Page content records:
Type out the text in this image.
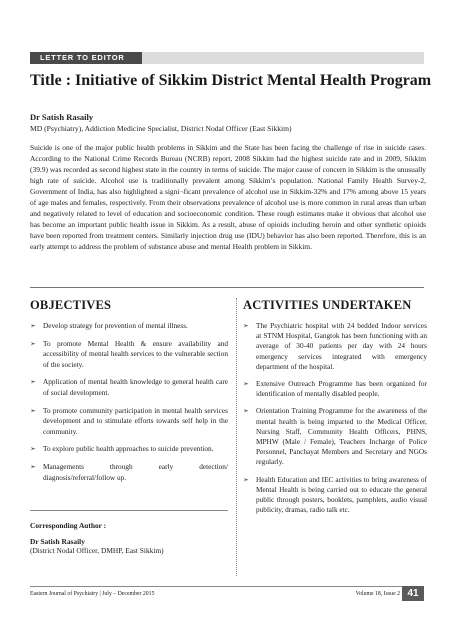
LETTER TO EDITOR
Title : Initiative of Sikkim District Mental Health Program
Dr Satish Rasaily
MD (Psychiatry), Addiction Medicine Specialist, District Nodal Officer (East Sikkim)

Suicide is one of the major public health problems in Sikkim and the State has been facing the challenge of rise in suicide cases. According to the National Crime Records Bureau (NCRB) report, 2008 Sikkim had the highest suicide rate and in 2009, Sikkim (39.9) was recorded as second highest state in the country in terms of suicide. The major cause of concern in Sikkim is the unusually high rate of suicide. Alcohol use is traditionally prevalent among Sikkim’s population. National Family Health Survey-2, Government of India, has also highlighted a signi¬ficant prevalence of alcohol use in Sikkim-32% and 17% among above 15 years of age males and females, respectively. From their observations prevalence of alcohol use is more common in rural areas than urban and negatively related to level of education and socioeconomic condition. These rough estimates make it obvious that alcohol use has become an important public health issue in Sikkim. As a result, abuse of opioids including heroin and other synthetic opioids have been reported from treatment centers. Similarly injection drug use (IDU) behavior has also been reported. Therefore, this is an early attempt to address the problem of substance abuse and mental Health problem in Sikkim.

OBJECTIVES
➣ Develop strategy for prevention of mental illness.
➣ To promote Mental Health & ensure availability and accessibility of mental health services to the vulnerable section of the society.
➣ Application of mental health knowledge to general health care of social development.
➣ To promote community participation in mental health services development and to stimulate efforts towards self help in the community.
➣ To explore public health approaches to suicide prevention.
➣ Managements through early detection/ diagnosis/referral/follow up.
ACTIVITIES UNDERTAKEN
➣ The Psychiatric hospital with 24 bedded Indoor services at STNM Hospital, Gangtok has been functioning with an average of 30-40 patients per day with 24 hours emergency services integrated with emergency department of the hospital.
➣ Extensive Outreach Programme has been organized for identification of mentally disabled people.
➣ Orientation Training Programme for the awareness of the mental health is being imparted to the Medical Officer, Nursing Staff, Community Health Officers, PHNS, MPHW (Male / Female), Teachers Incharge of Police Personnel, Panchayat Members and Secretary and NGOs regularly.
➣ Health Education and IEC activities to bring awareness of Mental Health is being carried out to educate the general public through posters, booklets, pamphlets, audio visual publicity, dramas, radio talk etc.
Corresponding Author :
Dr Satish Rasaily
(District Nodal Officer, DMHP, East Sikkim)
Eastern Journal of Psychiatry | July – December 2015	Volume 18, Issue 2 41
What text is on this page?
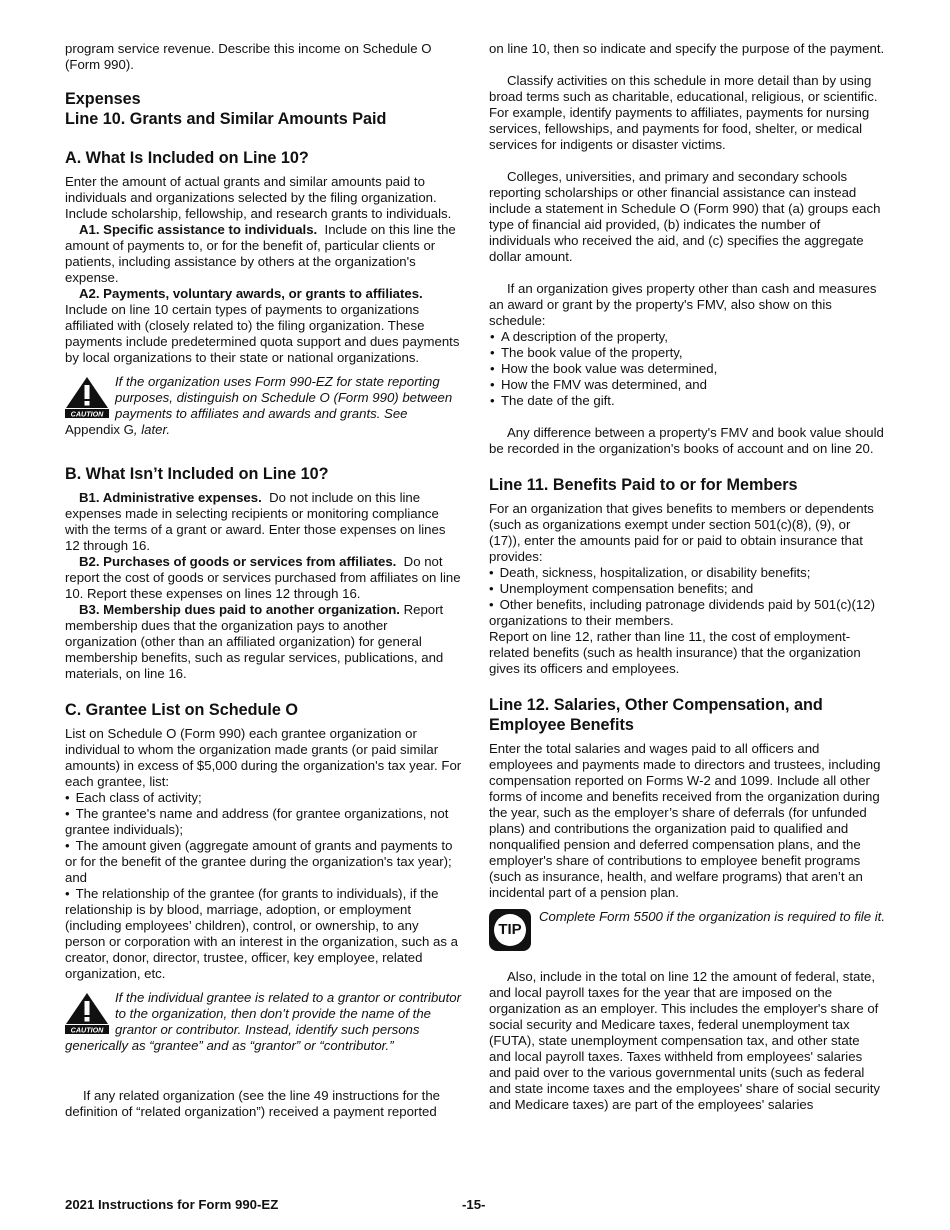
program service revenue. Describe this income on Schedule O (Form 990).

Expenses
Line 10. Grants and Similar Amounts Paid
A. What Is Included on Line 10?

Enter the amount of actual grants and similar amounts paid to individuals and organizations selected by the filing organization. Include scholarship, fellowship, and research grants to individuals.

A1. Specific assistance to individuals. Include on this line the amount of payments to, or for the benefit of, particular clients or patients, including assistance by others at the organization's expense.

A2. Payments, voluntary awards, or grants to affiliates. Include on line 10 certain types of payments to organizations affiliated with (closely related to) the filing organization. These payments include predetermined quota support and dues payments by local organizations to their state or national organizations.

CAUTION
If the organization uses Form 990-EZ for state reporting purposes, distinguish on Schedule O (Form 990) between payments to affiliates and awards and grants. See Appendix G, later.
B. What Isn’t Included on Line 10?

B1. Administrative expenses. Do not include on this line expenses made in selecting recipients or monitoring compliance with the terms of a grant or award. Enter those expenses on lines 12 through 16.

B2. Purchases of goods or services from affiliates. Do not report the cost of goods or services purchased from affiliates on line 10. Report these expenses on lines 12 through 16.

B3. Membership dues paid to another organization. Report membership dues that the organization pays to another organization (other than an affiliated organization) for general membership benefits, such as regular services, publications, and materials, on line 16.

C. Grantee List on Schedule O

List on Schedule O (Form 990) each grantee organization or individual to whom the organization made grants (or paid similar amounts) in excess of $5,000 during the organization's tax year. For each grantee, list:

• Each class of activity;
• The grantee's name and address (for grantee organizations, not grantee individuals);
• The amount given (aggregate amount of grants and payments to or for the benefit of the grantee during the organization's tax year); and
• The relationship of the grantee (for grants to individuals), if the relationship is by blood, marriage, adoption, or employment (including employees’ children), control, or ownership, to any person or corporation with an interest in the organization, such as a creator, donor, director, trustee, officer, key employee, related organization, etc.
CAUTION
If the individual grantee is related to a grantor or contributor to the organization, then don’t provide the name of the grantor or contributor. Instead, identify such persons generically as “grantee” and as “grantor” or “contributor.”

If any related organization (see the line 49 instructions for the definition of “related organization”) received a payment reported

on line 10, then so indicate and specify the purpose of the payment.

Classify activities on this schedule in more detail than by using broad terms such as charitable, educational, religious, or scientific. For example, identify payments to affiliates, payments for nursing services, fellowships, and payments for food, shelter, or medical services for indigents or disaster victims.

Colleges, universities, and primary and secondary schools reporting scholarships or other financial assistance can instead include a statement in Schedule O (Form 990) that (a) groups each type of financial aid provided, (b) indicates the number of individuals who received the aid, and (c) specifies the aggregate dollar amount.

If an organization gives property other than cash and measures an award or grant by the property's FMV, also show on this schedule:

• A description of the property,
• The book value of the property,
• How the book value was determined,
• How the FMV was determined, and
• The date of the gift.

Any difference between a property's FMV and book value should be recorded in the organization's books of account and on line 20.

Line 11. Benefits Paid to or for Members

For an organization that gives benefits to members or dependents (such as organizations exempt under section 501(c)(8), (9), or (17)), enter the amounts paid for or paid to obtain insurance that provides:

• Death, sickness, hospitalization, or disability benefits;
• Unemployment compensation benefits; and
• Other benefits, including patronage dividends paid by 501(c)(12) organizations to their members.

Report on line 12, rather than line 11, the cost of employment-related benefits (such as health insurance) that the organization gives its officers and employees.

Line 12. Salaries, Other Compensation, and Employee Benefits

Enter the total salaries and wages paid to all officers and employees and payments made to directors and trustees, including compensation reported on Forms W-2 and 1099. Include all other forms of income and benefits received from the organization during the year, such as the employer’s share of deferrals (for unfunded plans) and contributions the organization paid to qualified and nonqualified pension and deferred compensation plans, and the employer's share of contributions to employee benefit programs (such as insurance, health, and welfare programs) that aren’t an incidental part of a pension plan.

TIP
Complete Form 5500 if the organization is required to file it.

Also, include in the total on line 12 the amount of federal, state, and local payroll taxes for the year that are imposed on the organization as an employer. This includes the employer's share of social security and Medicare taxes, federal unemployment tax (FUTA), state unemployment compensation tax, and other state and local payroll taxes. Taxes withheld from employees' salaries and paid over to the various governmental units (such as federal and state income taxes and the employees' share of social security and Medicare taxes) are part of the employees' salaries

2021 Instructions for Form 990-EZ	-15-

Assignment |
Nothing in the records should be changed in the copy, but the pictures must be left out.

Answer to the problem |
Type out the text in this image.
LETTER TO EDITOR
Title : Initiative of Sikkim District Mental Health Program
Dr Satish Rasaily
MD (Psychiatry), Addiction Medicine Specialist, District Nodal Officer (East Sikkim)

Suicide is one of the major public health problems in Sikkim and the State has been facing the challenge of rise in suicide cases. According to the National Crime Records Bureau (NCRB) report, 2008 Sikkim had the highest suicide rate and in 2009, Sikkim (39.9) was recorded as second highest state in the country in terms of suicide. The major cause of concern in Sikkim is the unusually high rate of suicide. Alcohol use is traditionally prevalent among Sikkim’s population. National Family Health Survey-2, Government of India, has also highlighted a signi¬ficant prevalence of alcohol use in Sikkim-32% and 17% among above 15 years of age males and females, respectively. From their observations prevalence of alcohol use is more common in rural areas than urban and negatively related to level of education and socioeconomic condition. These rough estimates make it obvious that alcohol use has become an important public health issue in Sikkim. As a result, abuse of opioids including heroin and other synthetic opioids have been reported from treatment centers. Similarly injection drug use (IDU) behavior has also been reported. Therefore, this is an early attempt to address the problem of substance abuse and mental Health problem in Sikkim.

OBJECTIVES
➣ Develop strategy for prevention of mental illness.
➣ To promote Mental Health & ensure availability and accessibility of mental health services to the vulnerable section of the society.
➣ Application of mental health knowledge to general health care of social development.
➣ To promote community participation in mental health services development and to stimulate efforts towards self help in the community.
➣ To explore public health approaches to suicide prevention.
➣ Managements through early detection/ diagnosis/referral/follow up.
ACTIVITIES UNDERTAKEN
➣ The Psychiatric hospital with 24 bedded Indoor services at STNM Hospital, Gangtok has been functioning with an average of 30-40 patients per day with 24 hours emergency services integrated with emergency department of the hospital.
➣ Extensive Outreach Programme has been organized for identification of mentally disabled people.
➣ Orientation Training Programme for the awareness of the mental health is being imparted to the Medical Officer, Nursing Staff, Community Health Officers, PHNS, MPHW (Male / Female), Teachers Incharge of Police Personnel, Panchayat Members and Secretary and NGOs regularly.
➣ Health Education and IEC activities to bring awareness of Mental Health is being carried out to educate the general public through posters, booklets, pamphlets, audio visual publicity, dramas, radio talk etc.
Corresponding Author :
Dr Satish Rasaily
(District Nodal Officer, DMHP, East Sikkim)
Eastern Journal of Psychiatry | July – December 2015	Volume 18, Issue 2 41
What text is on this page?
program service revenue. Describe this income on Schedule O (Form 990).

Expenses
Line 10. Grants and Similar Amounts Paid
A. What Is Included on Line 10?

Enter the amount of actual grants and similar amounts paid to individuals and organizations selected by the filing organization. Include scholarship, fellowship, and research grants to individuals.

A1. Specific assistance to individuals. Include on this line the amount of payments to, or for the benefit of, particular clients or patients, including assistance by others at the organization's expense.

A2. Payments, voluntary awards, or grants to affiliates. Include on line 10 certain types of payments to organizations affiliated with (closely related to) the filing organization. These payments include predetermined quota support and dues payments by local organizations to their state or national organizations.

CAUTION
If the organization uses Form 990-EZ for state reporting purposes, distinguish on Schedule O (Form 990) between payments to affiliates and awards and grants. See Appendix G, later.
B. What Isn’t Included on Line 10?

B1. Administrative expenses. Do not include on this line expenses made in selecting recipients or monitoring compliance with the terms of a grant or award. Enter those expenses on lines 12 through 16.

B2. Purchases of goods or services from affiliates. Do not report the cost of goods or services purchased from affiliates on line 10. Report these expenses on lines 12 through 16.

B3. Membership dues paid to another organization. Report membership dues that the organization pays to another organization (other than an affiliated organization) for general membership benefits, such as regular services, publications, and materials, on line 16.

C. Grantee List on Schedule O

List on Schedule O (Form 990) each grantee organization or individual to whom the organization made grants (or paid similar amounts) in excess of $5,000 during the organization's tax year. For each grantee, list:

• Each class of activity;
• The grantee's name and address (for grantee organizations, not grantee individuals);
• The amount given (aggregate amount of grants and payments to or for the benefit of the grantee during the organization's tax year); and
• The relationship of the grantee (for grants to individuals), if the relationship is by blood, marriage, adoption, or employment (including employees’ children), control, or ownership, to any person or corporation with an interest in the organization, such as a creator, donor, director, trustee, officer, key employee, related organization, etc.
CAUTION
If the individual grantee is related to a grantor or contributor to the organization, then don’t provide the name of the grantor or contributor. Instead, identify such persons generically as “grantee” and as “grantor” or “contributor.”

If any related organization (see the line 49 instructions for the definition of “related organization”) received a payment reported

on line 10, then so indicate and specify the purpose of the payment.

Classify activities on this schedule in more detail than by using broad terms such as charitable, educational, religious, or scientific. For example, identify payments to affiliates, payments for nursing services, fellowships, and payments for food, shelter, or medical services for indigents or disaster victims.

Colleges, universities, and primary and secondary schools reporting scholarships or other financial assistance can instead include a statement in Schedule O (Form 990) that (a) groups each type of financial aid provided, (b) indicates the number of individuals who received the aid, and (c) specifies the aggregate dollar amount.

If an organization gives property other than cash and measures an award or grant by the property's FMV, also show on this schedule:

• A description of the property,
• The book value of the property,
• How the book value was determined,
• How the FMV was determined, and
• The date of the gift.

Any difference between a property's FMV and book value should be recorded in the organization's books of account and on line 20.

Line 11. Benefits Paid to or for Members

For an organization that gives benefits to members or dependents (such as organizations exempt under section 501(c)(8), (9), or (17)), enter the amounts paid for or paid to obtain insurance that provides:

• Death, sickness, hospitalization, or disability benefits;
• Unemployment compensation benefits; and
• Other benefits, including patronage dividends paid by 501(c)(12) organizations to their members.

Report on line 12, rather than line 11, the cost of employment-related benefits (such as health insurance) that the organization gives its officers and employees.

Line 12. Salaries, Other Compensation, and Employee Benefits

Enter the total salaries and wages paid to all officers and employees and payments made to directors and trustees, including compensation reported on Forms W-2 and 1099. Include all other forms of income and benefits received from the organization during the year, such as the employer’s share of deferrals (for unfunded plans) and contributions the organization paid to qualified and nonqualified pension and deferred compensation plans, and the employer's share of contributions to employee benefit programs (such as insurance, health, and welfare programs) that aren’t an incidental part of a pension plan.

TIP
Complete Form 5500 if the organization is required to file it.

Also, include in the total on line 12 the amount of federal, state, and local payroll taxes for the year that are imposed on the organization as an employer. This includes the employer's share of social security and Medicare taxes, federal unemployment tax (FUTA), state unemployment compensation tax, and other state and local payroll taxes. Taxes withheld from employees' salaries and paid over to the various governmental units (such as federal and state income taxes and the employees' share of social security and Medicare taxes) are part of the employees' salaries

2021 Instructions for Form 990-EZ	-15-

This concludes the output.